Your task is to restate the data word for word.

++++++++++++++++++++

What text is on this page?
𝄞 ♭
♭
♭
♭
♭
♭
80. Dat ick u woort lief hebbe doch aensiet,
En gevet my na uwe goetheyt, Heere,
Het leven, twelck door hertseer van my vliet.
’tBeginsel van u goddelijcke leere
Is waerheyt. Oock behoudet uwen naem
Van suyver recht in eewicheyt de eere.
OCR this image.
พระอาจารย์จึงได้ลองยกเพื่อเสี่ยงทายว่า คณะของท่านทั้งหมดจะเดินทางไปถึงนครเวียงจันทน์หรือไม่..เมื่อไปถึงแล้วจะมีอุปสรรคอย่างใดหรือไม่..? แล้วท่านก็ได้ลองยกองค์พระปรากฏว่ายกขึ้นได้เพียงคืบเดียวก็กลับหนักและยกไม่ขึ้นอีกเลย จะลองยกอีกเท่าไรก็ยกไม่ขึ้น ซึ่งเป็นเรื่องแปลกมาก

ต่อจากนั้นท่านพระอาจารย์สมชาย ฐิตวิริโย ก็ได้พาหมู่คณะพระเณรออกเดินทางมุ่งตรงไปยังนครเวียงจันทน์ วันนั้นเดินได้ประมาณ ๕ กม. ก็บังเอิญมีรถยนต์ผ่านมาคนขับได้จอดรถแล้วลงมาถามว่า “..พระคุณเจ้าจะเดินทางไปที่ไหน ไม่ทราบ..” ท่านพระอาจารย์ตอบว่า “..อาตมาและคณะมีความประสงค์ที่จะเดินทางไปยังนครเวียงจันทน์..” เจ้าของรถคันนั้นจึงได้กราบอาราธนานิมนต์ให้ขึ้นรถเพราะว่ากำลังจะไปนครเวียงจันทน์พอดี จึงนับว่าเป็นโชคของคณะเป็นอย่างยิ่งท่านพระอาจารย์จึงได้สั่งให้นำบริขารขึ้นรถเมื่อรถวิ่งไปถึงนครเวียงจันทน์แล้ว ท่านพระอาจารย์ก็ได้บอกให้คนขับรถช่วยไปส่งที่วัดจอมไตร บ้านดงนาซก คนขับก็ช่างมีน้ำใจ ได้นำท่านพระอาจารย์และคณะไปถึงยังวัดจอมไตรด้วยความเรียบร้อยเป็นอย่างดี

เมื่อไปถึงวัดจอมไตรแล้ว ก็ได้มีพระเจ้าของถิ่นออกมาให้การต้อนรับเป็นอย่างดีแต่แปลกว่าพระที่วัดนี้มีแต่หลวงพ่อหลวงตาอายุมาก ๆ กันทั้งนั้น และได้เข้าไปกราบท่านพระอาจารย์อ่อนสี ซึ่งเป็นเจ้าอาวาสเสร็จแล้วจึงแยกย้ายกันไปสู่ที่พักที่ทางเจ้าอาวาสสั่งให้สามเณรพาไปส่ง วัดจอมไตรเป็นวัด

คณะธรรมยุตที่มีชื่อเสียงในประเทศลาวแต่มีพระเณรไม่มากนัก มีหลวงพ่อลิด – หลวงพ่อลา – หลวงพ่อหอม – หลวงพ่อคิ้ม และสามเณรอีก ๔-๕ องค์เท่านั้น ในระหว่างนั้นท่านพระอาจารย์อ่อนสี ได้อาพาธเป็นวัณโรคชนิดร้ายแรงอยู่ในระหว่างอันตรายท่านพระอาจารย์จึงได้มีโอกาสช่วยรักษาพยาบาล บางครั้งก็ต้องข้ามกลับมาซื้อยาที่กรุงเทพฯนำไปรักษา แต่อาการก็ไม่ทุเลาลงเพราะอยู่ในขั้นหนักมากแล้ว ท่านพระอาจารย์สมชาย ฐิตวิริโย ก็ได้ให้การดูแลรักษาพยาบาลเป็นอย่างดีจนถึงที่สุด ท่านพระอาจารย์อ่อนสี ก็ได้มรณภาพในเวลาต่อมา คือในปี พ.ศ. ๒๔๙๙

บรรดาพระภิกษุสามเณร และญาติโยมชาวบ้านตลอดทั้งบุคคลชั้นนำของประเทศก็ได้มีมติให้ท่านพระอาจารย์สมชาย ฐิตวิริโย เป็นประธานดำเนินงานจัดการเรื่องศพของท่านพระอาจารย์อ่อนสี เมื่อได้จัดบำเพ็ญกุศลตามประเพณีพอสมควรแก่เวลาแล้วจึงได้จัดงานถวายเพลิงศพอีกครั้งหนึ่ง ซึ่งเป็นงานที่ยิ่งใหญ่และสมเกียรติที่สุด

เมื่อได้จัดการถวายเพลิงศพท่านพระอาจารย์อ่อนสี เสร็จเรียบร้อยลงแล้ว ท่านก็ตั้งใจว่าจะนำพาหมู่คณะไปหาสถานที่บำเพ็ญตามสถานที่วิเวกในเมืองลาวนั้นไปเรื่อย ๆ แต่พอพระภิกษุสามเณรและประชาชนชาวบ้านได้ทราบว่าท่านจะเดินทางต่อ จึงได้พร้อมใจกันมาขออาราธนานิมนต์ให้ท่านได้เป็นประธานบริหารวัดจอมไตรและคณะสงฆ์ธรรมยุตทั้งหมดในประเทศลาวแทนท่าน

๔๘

++++++++++++++++++++

EXERCISE OUTPUT →
What text is on this page?
𝄞 ♭
♭
♭
♭
♭
♭
80. Dat ick u woort lief hebbe doch aensiet,
En gevet my na uwe goetheyt, Heere,
Het leven, twelck door hertseer van my vliet.
’tBeginsel van u goddelijcke leere
Is waerheyt. Oock behoudet uwen naem
Van suyver recht in eewicheyt de eere.
OCR this image.
พระอาจารย์จึงได้ลองยกเพื่อเสี่ยงทายว่า คณะของท่านทั้งหมดจะเดินทางไปถึงนครเวียงจันทน์หรือไม่..เมื่อไปถึงแล้วจะมีอุปสรรคอย่างใดหรือไม่..? แล้วท่านก็ได้ลองยกองค์พระปรากฏว่ายกขึ้นได้เพียงคืบเดียวก็กลับหนักและยกไม่ขึ้นอีกเลย จะลองยกอีกเท่าไรก็ยกไม่ขึ้น ซึ่งเป็นเรื่องแปลกมาก

ต่อจากนั้นท่านพระอาจารย์สมชาย ฐิตวิริโย ก็ได้พาหมู่คณะพระเณรออกเดินทางมุ่งตรงไปยังนครเวียงจันทน์ วันนั้นเดินได้ประมาณ ๕ กม. ก็บังเอิญมีรถยนต์ผ่านมาคนขับได้จอดรถแล้วลงมาถามว่า “..พระคุณเจ้าจะเดินทางไปที่ไหน ไม่ทราบ..” ท่านพระอาจารย์ตอบว่า “..อาตมาและคณะมีความประสงค์ที่จะเดินทางไปยังนครเวียงจันทน์..” เจ้าของรถคันนั้นจึงได้กราบอาราธนานิมนต์ให้ขึ้นรถเพราะว่ากำลังจะไปนครเวียงจันทน์พอดี จึงนับว่าเป็นโชคของคณะเป็นอย่างยิ่งท่านพระอาจารย์จึงได้สั่งให้นำบริขารขึ้นรถเมื่อรถวิ่งไปถึงนครเวียงจันทน์แล้ว ท่านพระอาจารย์ก็ได้บอกให้คนขับรถช่วยไปส่งที่วัดจอมไตร บ้านดงนาซก คนขับก็ช่างมีน้ำใจ ได้นำท่านพระอาจารย์และคณะไปถึงยังวัดจอมไตรด้วยความเรียบร้อยเป็นอย่างดี

เมื่อไปถึงวัดจอมไตรแล้ว ก็ได้มีพระเจ้าของถิ่นออกมาให้การต้อนรับเป็นอย่างดีแต่แปลกว่าพระที่วัดนี้มีแต่หลวงพ่อหลวงตาอายุมาก ๆ กันทั้งนั้น และได้เข้าไปกราบท่านพระอาจารย์อ่อนสี ซึ่งเป็นเจ้าอาวาสเสร็จแล้วจึงแยกย้ายกันไปสู่ที่พักที่ทางเจ้าอาวาสสั่งให้สามเณรพาไปส่ง วัดจอมไตรเป็นวัด

คณะธรรมยุตที่มีชื่อเสียงในประเทศลาวแต่มีพระเณรไม่มากนัก มีหลวงพ่อลิด – หลวงพ่อลา – หลวงพ่อหอม – หลวงพ่อคิ้ม และสามเณรอีก ๔-๕ องค์เท่านั้น ในระหว่างนั้นท่านพระอาจารย์อ่อนสี ได้อาพาธเป็นวัณโรคชนิดร้ายแรงอยู่ในระหว่างอันตรายท่านพระอาจารย์จึงได้มีโอกาสช่วยรักษาพยาบาล บางครั้งก็ต้องข้ามกลับมาซื้อยาที่กรุงเทพฯนำไปรักษา แต่อาการก็ไม่ทุเลาลงเพราะอยู่ในขั้นหนักมากแล้ว ท่านพระอาจารย์สมชาย ฐิตวิริโย ก็ได้ให้การดูแลรักษาพยาบาลเป็นอย่างดีจนถึงที่สุด ท่านพระอาจารย์อ่อนสี ก็ได้มรณภาพในเวลาต่อมา คือในปี พ.ศ. ๒๔๙๙

บรรดาพระภิกษุสามเณร และญาติโยมชาวบ้านตลอดทั้งบุคคลชั้นนำของประเทศก็ได้มีมติให้ท่านพระอาจารย์สมชาย ฐิตวิริโย เป็นประธานดำเนินงานจัดการเรื่องศพของท่านพระอาจารย์อ่อนสี เมื่อได้จัดบำเพ็ญกุศลตามประเพณีพอสมควรแก่เวลาแล้วจึงได้จัดงานถวายเพลิงศพอีกครั้งหนึ่ง ซึ่งเป็นงานที่ยิ่งใหญ่และสมเกียรติที่สุด

เมื่อได้จัดการถวายเพลิงศพท่านพระอาจารย์อ่อนสี เสร็จเรียบร้อยลงแล้ว ท่านก็ตั้งใจว่าจะนำพาหมู่คณะไปหาสถานที่บำเพ็ญตามสถานที่วิเวกในเมืองลาวนั้นไปเรื่อย ๆ แต่พอพระภิกษุสามเณรและประชาชนชาวบ้านได้ทราบว่าท่านจะเดินทางต่อ จึงได้พร้อมใจกันมาขออาราธนานิมนต์ให้ท่านได้เป็นประธานบริหารวัดจอมไตรและคณะสงฆ์ธรรมยุตทั้งหมดในประเทศลาวแทนท่าน

๔๘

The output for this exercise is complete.